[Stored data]
>> BEGIN

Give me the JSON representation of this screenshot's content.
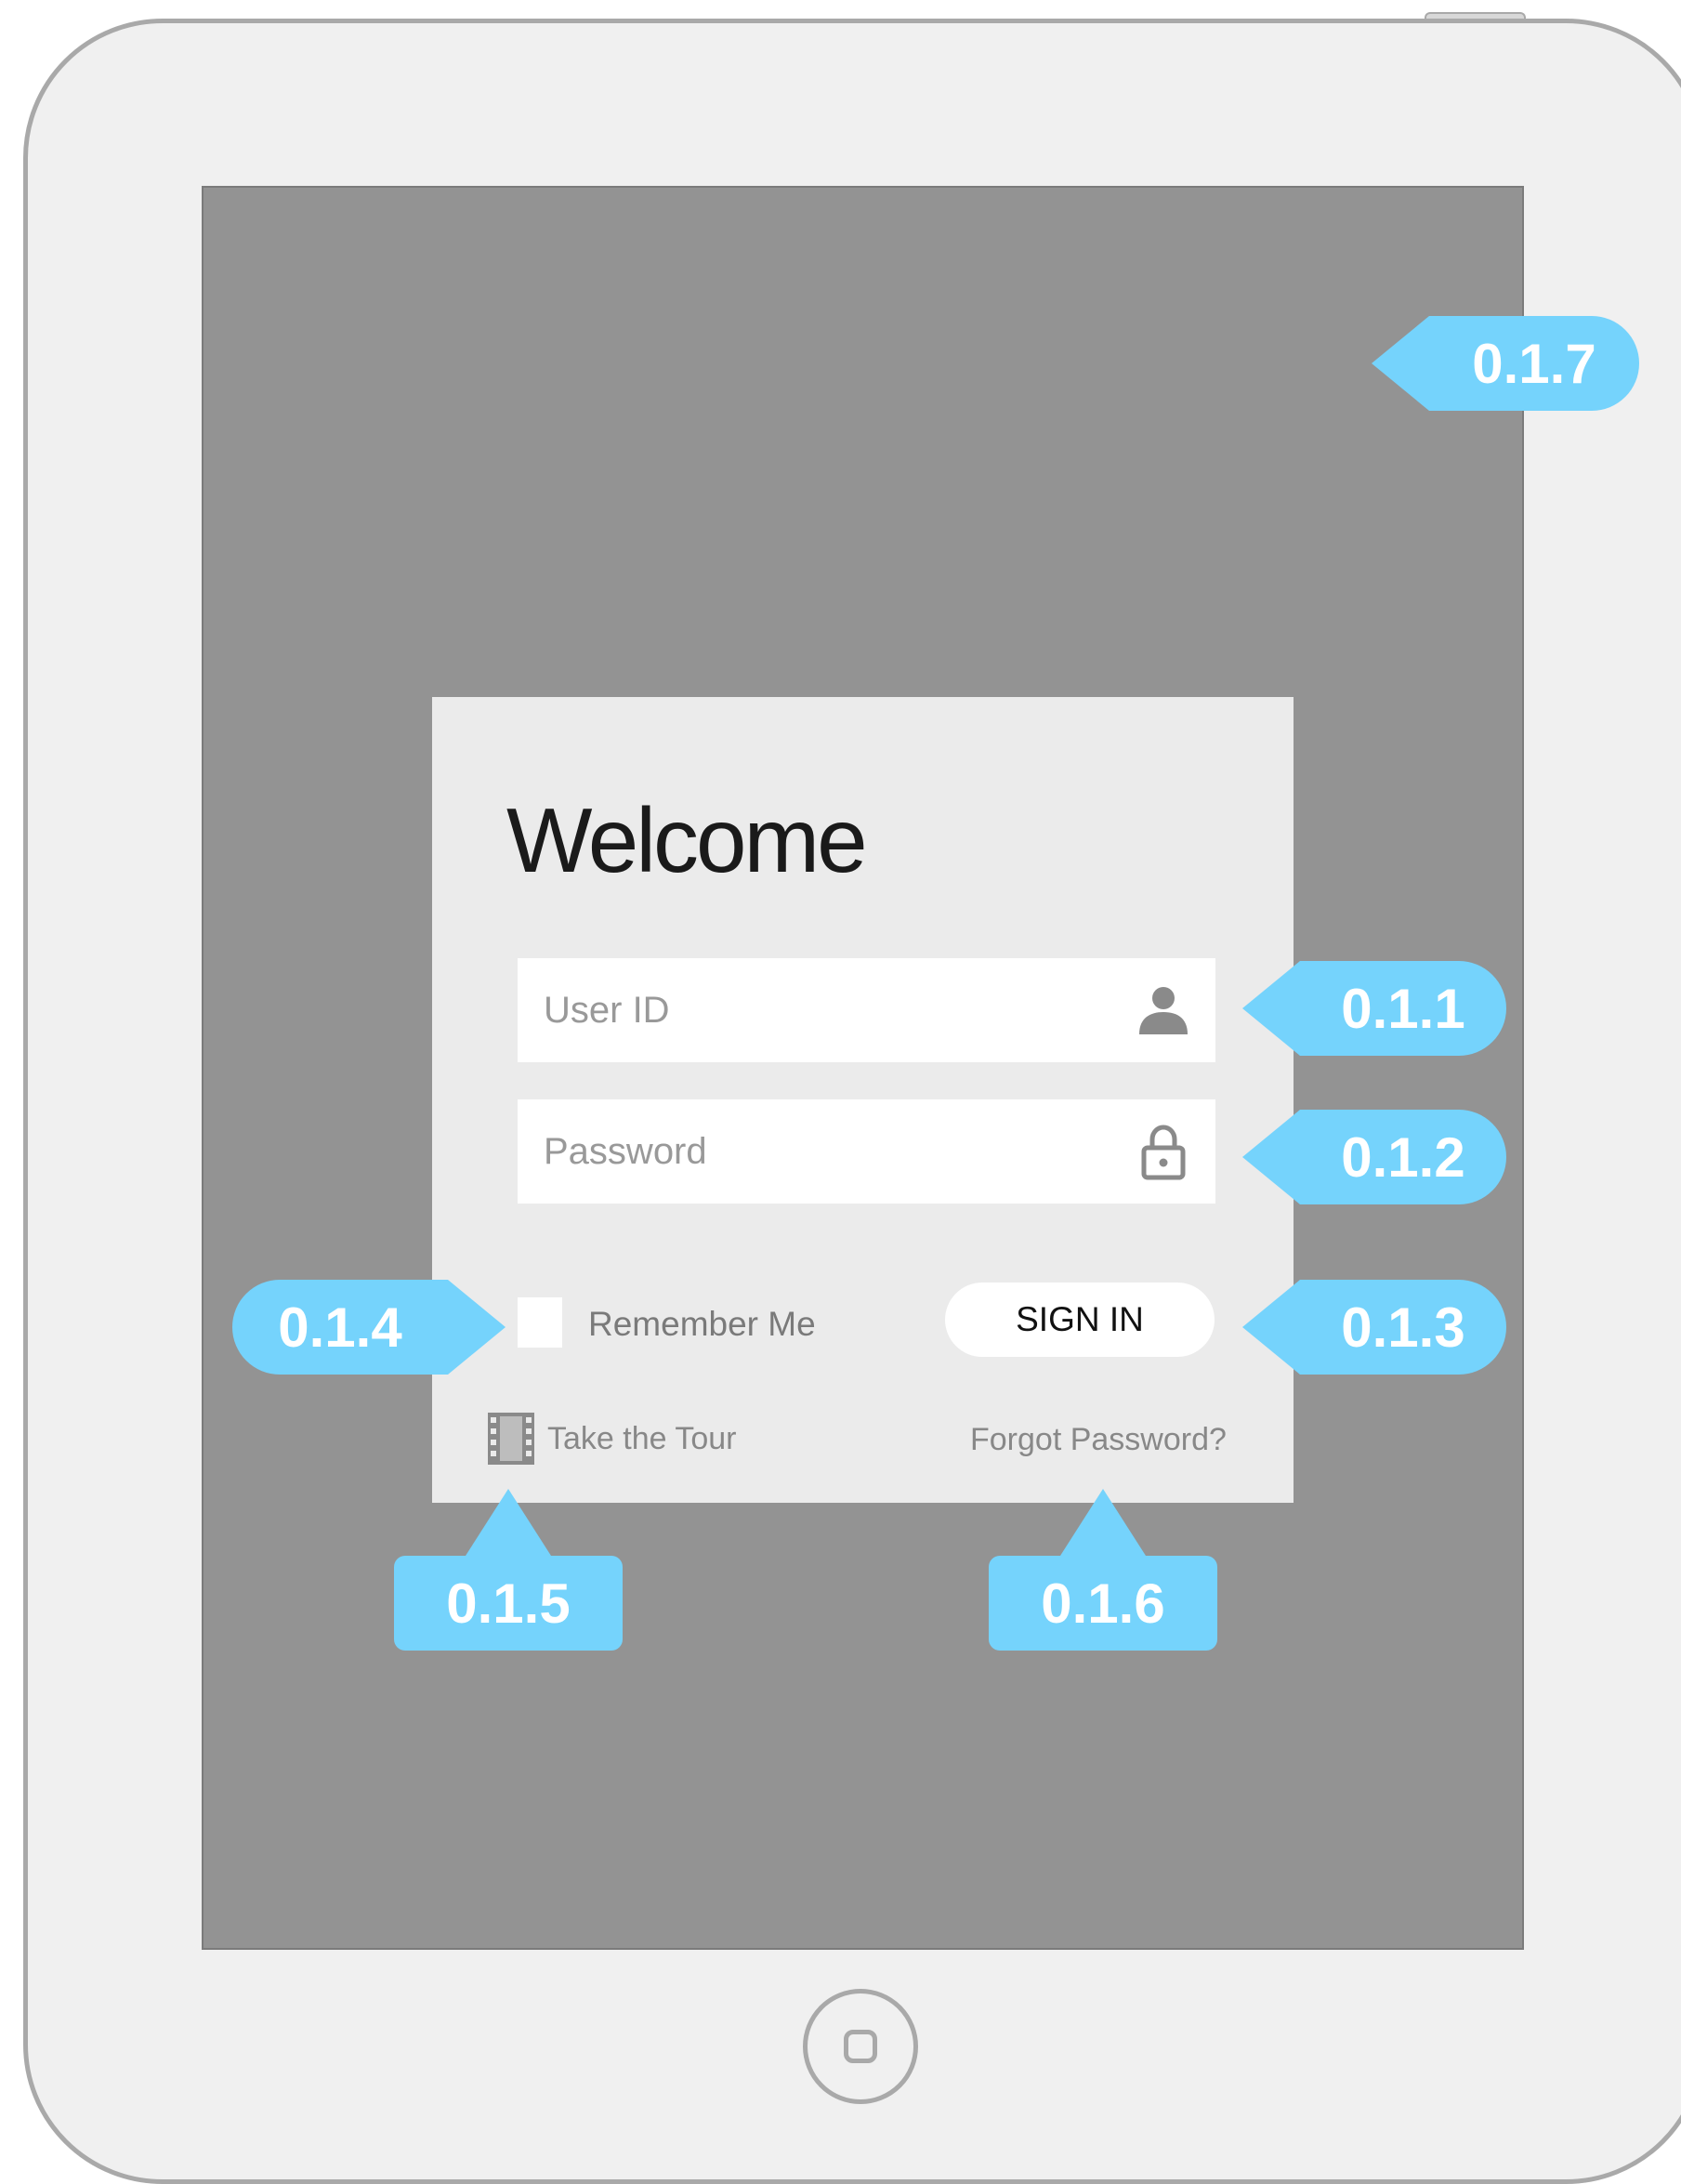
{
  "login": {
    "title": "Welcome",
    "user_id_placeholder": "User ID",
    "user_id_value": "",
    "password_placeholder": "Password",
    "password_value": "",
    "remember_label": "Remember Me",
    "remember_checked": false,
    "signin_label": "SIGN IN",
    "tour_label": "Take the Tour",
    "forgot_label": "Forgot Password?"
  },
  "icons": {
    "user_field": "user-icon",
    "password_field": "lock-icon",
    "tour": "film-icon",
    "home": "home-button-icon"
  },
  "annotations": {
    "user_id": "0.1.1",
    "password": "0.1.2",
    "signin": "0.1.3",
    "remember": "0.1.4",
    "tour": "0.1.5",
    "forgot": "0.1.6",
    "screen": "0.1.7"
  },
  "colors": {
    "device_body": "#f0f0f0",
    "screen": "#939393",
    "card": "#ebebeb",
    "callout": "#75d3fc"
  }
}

>> END
>> BEGIN

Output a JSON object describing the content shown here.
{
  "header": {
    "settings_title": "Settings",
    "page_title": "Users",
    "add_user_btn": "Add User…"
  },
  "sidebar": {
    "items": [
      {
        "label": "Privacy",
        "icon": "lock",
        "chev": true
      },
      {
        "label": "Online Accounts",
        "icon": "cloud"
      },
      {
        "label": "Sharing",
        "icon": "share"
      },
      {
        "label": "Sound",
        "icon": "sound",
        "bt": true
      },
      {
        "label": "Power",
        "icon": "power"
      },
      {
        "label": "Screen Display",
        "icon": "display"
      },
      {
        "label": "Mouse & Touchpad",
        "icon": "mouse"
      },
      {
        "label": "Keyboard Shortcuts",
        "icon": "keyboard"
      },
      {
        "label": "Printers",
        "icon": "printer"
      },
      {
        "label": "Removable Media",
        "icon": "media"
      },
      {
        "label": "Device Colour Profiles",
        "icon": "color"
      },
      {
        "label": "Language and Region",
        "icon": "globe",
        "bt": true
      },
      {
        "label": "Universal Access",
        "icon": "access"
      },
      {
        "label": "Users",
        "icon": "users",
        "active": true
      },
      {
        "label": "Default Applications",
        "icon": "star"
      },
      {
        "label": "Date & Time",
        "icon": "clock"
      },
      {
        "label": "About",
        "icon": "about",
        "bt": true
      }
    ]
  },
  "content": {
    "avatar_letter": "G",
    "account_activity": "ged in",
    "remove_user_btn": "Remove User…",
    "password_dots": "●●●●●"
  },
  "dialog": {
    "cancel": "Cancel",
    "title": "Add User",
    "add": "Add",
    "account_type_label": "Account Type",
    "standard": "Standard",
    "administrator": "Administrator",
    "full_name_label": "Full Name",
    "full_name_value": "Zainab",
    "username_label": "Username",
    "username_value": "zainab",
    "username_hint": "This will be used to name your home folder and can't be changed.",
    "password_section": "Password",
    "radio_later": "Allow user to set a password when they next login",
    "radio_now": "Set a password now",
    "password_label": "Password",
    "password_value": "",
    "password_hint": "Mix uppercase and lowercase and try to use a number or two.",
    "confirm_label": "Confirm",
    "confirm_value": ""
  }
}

>> END
>> BEGIN

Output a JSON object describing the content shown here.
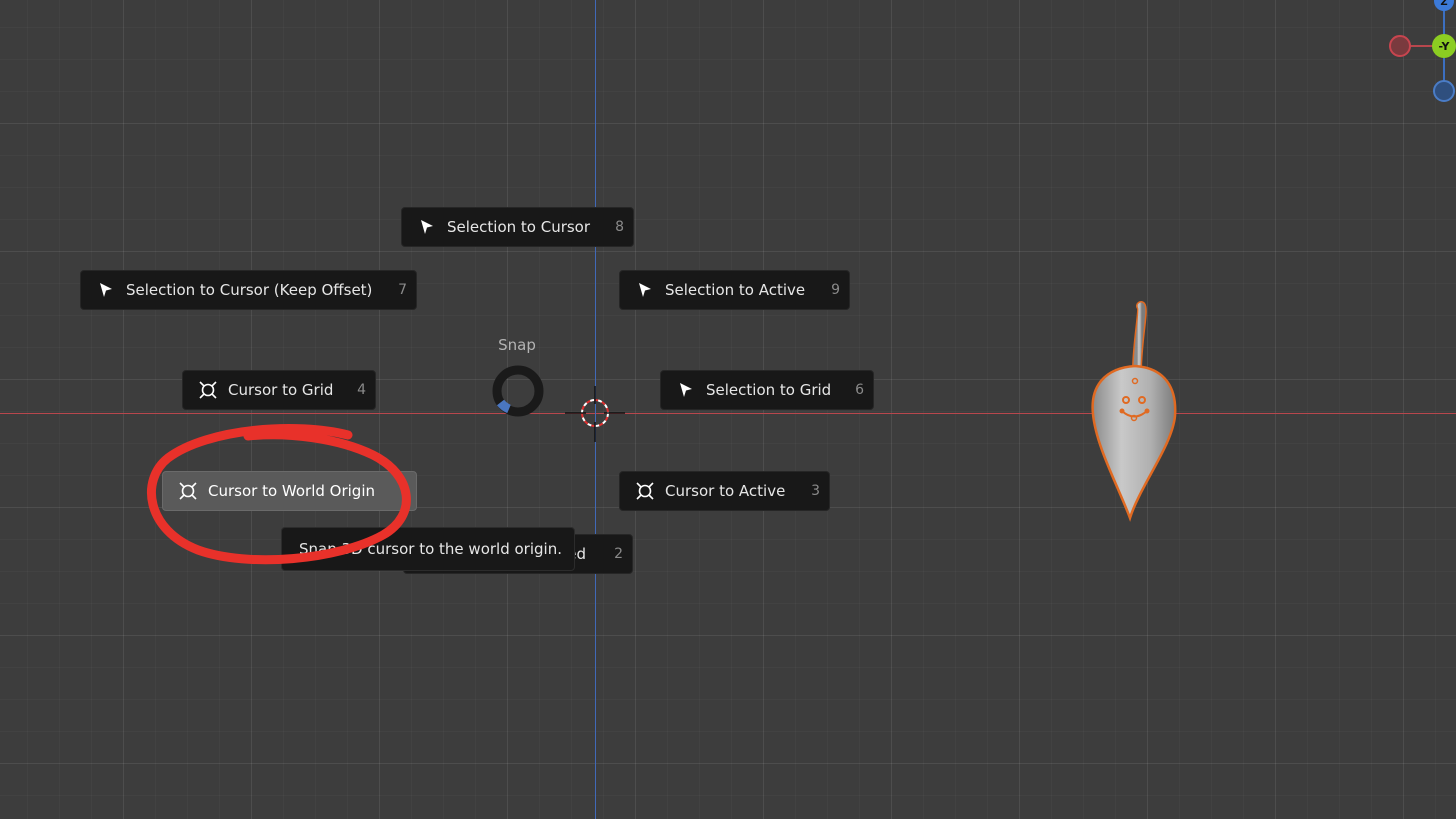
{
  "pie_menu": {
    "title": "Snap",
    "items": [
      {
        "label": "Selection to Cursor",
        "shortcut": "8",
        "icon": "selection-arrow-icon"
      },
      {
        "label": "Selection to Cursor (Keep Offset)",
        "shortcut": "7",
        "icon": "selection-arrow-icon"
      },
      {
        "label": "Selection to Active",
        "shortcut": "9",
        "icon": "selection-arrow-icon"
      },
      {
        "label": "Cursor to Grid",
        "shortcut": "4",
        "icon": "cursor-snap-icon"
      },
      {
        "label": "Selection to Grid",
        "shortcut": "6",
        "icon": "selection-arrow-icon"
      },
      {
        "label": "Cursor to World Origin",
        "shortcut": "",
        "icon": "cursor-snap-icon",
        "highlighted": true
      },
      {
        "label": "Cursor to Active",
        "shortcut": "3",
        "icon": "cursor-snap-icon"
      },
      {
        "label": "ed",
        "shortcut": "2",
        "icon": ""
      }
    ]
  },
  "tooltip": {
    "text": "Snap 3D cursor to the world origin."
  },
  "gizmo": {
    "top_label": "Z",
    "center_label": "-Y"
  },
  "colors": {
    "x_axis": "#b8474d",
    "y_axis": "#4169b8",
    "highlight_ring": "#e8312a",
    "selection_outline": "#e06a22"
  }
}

>> END

--- WRITTEN INSTRUCTION ---
Gather all lines where the word "Grid" appears.

--- EXERCISE SOLUTION ---
        "label": "Cursor to Grid",
        "label": "Selection to Grid",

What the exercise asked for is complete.